• **TASK**
Copy out each line of the data holding "name".

• **DATA LISTING**
******************************

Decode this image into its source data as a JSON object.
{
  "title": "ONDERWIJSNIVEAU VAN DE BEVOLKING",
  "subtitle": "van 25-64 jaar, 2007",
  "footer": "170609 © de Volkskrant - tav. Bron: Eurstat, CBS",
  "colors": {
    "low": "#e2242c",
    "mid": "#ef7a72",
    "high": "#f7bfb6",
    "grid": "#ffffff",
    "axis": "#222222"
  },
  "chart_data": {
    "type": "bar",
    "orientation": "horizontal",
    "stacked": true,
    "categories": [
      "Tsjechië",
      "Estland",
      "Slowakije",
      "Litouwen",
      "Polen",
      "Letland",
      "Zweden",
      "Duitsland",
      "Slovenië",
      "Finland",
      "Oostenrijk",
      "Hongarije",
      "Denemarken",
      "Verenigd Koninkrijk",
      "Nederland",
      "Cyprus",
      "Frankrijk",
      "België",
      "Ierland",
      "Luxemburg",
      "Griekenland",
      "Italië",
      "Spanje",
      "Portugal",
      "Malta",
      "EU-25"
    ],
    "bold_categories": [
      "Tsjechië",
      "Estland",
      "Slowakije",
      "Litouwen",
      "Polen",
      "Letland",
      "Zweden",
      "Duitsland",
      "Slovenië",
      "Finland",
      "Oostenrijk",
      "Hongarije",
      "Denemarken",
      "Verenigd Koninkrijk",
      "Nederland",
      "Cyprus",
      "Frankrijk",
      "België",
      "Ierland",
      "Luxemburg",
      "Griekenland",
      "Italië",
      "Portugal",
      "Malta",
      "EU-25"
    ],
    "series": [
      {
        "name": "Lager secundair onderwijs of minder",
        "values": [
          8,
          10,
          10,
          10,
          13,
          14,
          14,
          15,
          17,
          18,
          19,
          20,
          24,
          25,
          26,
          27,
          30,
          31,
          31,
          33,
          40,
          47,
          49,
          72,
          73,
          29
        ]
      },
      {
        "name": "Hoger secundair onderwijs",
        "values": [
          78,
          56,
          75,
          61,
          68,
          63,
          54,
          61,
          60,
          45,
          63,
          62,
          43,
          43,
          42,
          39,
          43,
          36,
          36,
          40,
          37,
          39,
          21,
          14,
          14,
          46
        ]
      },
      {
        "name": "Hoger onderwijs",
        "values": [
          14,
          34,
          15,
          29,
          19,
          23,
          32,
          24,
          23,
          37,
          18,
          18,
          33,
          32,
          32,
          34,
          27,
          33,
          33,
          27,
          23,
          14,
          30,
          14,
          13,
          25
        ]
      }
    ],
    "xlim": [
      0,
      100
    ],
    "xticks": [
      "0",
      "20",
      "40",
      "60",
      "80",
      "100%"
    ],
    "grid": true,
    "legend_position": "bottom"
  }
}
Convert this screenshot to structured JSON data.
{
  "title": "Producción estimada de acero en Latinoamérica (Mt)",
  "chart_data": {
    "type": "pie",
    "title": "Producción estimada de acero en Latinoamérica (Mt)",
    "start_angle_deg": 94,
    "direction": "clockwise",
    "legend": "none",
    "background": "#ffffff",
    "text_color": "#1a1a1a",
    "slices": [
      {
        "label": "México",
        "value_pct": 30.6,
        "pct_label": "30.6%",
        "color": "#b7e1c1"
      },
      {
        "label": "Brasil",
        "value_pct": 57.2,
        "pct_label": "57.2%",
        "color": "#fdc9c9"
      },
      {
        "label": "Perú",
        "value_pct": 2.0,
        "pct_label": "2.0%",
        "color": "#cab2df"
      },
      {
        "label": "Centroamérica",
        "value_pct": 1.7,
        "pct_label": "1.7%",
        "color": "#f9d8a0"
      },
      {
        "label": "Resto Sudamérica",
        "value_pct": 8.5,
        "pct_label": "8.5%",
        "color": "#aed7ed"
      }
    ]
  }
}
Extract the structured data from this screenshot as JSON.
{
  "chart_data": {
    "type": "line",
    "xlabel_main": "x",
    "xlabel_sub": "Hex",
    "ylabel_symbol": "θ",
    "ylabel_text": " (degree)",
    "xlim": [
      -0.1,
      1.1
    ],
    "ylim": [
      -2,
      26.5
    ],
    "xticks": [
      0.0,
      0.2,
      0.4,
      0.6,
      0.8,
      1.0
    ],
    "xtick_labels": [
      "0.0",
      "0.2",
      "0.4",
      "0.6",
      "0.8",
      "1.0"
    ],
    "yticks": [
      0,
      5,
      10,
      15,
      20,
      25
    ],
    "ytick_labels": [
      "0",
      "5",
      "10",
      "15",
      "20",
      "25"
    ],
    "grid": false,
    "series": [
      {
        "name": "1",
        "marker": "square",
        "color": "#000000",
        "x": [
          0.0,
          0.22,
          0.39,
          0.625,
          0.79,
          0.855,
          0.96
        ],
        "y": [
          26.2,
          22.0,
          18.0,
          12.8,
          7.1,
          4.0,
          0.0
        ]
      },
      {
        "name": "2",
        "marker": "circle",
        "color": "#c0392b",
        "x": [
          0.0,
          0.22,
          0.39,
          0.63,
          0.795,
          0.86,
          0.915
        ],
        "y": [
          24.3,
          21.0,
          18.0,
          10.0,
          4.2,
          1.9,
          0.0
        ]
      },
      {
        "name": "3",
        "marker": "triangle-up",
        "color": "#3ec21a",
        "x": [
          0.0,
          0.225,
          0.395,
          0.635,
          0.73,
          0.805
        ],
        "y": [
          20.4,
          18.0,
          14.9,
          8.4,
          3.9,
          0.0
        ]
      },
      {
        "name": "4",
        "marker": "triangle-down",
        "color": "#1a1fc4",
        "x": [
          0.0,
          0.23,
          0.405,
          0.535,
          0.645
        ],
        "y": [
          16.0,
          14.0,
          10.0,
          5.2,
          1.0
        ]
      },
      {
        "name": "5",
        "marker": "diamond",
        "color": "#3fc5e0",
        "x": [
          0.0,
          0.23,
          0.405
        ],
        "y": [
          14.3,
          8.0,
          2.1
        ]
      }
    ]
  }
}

******************************

• **COMPLETE ANSWER**
        "name": "Lager secundair onderwijs of minder",
        "name": "Hoger secundair onderwijs",
        "name": "Hoger onderwijs",
        "name": "1",
        "name": "2",
        "name": "3",
        "name": "4",
        "name": "5",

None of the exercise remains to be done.